読解文:

南山山脈と祁連山(きれんざん)は甘粛省西部と青海省の省境を東南から北西方面に走る山脈である。これを祁連山脈ともいう。山脈は西北でアルチン山脈に連なり、東南に青海湖、西南にツァイダム盆地がある。敦煌や張掖(ちょうえき)など河西回廊の諸オアシス都市は山脈の北方にあたる。

山脈は長さ800km、幅約300kmに達し、いくつかの小さな山脈からなり、広く万年雪に覆われ、大きな氷河もある。また4000メートルを超える高峰がいくつもあり、最高峰の疎勒(そろく)南山は6303メートルある。そういえば、ウイグルの地カシュガルも疎勒といった。疎勒は仏教用語である。

課題:
祁連山脈についての読解文によると、この山脈の最高峰の名前と標高は何ですか。

データセット:
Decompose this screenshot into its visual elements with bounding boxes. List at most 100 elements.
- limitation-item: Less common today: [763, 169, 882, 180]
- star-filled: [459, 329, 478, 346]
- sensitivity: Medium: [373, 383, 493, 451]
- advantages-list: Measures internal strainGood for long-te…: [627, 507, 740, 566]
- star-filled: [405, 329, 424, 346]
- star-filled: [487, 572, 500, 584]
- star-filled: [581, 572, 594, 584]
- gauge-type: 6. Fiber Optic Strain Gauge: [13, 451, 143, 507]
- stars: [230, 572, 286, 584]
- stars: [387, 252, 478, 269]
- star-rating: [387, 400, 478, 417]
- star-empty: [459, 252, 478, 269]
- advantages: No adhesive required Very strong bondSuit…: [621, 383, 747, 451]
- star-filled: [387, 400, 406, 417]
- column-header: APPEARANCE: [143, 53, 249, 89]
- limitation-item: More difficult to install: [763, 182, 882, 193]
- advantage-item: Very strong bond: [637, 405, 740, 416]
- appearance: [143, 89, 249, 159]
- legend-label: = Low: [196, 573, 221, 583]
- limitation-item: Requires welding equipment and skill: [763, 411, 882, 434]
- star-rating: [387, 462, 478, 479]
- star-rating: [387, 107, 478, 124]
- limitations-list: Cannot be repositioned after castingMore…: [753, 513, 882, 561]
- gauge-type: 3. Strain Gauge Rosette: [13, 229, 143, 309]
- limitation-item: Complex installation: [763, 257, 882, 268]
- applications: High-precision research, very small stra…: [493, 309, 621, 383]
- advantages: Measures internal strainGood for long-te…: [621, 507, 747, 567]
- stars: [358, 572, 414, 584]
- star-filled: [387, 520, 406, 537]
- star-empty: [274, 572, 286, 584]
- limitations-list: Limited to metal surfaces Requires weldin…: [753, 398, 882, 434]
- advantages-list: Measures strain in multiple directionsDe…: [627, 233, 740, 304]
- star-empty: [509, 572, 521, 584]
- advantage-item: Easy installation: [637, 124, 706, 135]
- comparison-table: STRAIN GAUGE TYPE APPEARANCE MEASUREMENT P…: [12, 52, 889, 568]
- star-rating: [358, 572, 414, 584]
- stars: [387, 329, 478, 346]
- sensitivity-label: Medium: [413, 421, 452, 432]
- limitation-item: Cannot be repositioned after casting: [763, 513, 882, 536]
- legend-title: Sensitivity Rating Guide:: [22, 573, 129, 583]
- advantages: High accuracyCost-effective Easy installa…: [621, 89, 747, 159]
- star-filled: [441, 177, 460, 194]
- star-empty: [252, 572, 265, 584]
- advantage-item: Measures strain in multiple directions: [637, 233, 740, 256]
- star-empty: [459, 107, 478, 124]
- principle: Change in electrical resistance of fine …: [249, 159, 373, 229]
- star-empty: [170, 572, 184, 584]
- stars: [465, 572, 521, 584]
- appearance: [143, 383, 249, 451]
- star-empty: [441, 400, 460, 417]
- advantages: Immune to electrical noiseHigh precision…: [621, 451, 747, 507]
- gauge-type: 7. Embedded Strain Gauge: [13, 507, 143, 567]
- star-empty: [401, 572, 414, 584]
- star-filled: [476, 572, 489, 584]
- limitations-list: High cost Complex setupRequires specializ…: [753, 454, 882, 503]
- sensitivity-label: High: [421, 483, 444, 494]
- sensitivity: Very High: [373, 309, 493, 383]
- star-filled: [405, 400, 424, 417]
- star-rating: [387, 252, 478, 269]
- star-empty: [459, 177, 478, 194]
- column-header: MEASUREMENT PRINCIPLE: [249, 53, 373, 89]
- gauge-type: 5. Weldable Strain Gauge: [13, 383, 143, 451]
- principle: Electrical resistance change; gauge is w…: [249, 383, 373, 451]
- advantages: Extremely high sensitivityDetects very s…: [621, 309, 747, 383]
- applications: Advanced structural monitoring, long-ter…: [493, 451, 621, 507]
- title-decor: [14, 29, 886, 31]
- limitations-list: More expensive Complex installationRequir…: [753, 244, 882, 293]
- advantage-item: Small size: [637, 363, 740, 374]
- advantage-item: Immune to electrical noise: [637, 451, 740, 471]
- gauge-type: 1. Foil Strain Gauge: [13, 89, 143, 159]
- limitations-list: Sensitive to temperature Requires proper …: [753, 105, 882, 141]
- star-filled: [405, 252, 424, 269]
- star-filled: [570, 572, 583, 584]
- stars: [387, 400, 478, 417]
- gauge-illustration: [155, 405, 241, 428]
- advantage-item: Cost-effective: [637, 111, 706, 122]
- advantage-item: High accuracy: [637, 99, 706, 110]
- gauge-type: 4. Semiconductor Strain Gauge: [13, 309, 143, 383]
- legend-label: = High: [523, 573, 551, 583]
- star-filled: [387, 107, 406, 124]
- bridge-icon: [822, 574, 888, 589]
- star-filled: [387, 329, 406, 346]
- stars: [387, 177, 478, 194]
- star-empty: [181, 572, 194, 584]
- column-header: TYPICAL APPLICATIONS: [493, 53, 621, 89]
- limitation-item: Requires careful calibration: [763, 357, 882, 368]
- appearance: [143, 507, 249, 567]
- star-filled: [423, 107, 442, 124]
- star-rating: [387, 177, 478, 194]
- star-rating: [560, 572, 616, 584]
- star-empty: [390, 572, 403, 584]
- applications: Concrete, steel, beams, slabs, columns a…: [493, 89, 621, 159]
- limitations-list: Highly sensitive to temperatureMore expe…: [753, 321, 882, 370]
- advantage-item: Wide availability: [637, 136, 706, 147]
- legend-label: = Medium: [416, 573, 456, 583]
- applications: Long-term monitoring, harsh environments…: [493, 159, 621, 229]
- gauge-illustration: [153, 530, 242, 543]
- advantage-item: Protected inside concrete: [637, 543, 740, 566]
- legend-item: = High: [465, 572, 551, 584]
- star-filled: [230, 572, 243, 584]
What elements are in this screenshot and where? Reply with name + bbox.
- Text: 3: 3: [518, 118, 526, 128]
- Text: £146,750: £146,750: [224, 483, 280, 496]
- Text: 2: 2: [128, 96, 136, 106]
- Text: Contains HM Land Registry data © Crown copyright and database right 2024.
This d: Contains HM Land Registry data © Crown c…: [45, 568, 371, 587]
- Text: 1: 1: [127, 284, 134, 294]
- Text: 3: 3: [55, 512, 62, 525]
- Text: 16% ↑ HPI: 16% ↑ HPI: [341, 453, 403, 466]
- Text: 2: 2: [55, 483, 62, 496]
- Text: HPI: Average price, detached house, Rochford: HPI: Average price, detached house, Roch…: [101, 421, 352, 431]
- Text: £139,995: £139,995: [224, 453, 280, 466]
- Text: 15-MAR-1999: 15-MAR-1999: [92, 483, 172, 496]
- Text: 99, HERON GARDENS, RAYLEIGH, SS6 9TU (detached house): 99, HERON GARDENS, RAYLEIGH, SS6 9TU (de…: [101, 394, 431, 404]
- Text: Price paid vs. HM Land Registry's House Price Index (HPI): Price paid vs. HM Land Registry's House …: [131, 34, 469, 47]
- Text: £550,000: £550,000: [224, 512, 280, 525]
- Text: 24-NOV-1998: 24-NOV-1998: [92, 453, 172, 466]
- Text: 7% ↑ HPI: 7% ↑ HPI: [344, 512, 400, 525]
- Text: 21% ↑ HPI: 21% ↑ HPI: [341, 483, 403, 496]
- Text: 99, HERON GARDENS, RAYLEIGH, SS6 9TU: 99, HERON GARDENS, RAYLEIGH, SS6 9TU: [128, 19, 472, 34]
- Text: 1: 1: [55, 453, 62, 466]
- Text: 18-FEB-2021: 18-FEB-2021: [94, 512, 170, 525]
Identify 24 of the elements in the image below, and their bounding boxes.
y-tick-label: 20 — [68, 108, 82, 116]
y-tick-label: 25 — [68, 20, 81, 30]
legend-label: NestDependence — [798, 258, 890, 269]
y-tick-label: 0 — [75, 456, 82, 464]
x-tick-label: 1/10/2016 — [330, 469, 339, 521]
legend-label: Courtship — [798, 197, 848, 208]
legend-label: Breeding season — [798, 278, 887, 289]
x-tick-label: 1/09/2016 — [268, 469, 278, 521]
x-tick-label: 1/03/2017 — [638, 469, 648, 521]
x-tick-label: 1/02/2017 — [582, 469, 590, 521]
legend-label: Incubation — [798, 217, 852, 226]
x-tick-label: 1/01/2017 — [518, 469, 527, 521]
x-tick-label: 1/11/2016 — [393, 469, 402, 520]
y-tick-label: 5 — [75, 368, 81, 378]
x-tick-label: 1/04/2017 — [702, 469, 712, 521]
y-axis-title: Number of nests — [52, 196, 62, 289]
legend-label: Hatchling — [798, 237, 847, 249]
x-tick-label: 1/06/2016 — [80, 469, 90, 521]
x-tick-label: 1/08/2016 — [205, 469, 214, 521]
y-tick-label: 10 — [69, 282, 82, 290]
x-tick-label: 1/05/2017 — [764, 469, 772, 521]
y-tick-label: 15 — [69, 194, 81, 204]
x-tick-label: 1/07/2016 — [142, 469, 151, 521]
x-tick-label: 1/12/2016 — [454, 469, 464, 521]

解答:
最高峰は疎勒南山で、標高は6303メートルです。